Data lines:

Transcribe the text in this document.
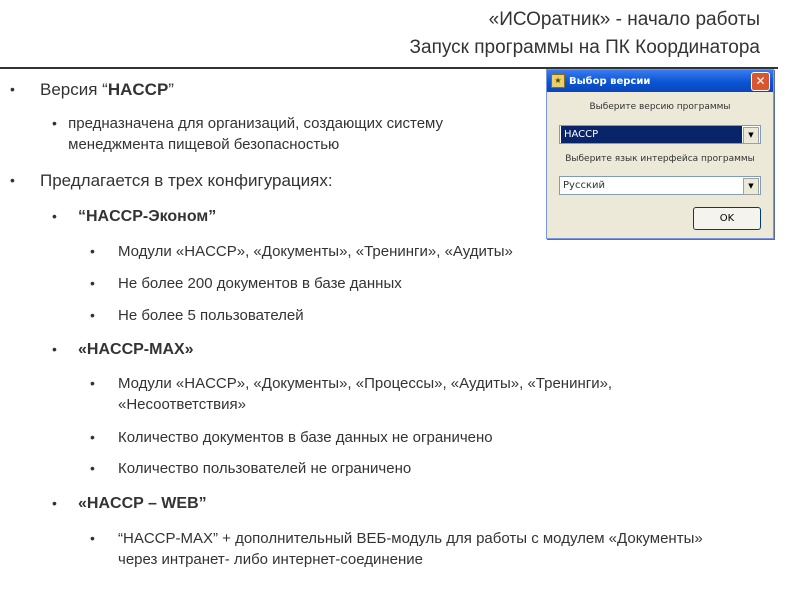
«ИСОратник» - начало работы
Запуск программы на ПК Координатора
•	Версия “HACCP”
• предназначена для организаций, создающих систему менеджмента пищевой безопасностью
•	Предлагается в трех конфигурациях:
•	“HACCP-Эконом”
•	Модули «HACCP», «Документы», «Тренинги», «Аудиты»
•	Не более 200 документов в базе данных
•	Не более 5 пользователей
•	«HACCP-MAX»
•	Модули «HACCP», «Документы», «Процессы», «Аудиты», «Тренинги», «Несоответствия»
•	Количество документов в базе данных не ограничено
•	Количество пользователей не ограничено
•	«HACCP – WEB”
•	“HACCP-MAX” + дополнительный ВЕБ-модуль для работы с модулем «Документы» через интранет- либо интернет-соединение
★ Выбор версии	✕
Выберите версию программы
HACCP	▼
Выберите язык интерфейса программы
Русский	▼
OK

What you should do: Identify the lines in the entries above that contain "Аудиты", then copy them out.

Completed exercise:
•	Модули «HACCP», «Документы», «Тренинги», «Аудиты»
•	Модули «HACCP», «Документы», «Процессы», «Аудиты», «Тренинги», «Несоответствия»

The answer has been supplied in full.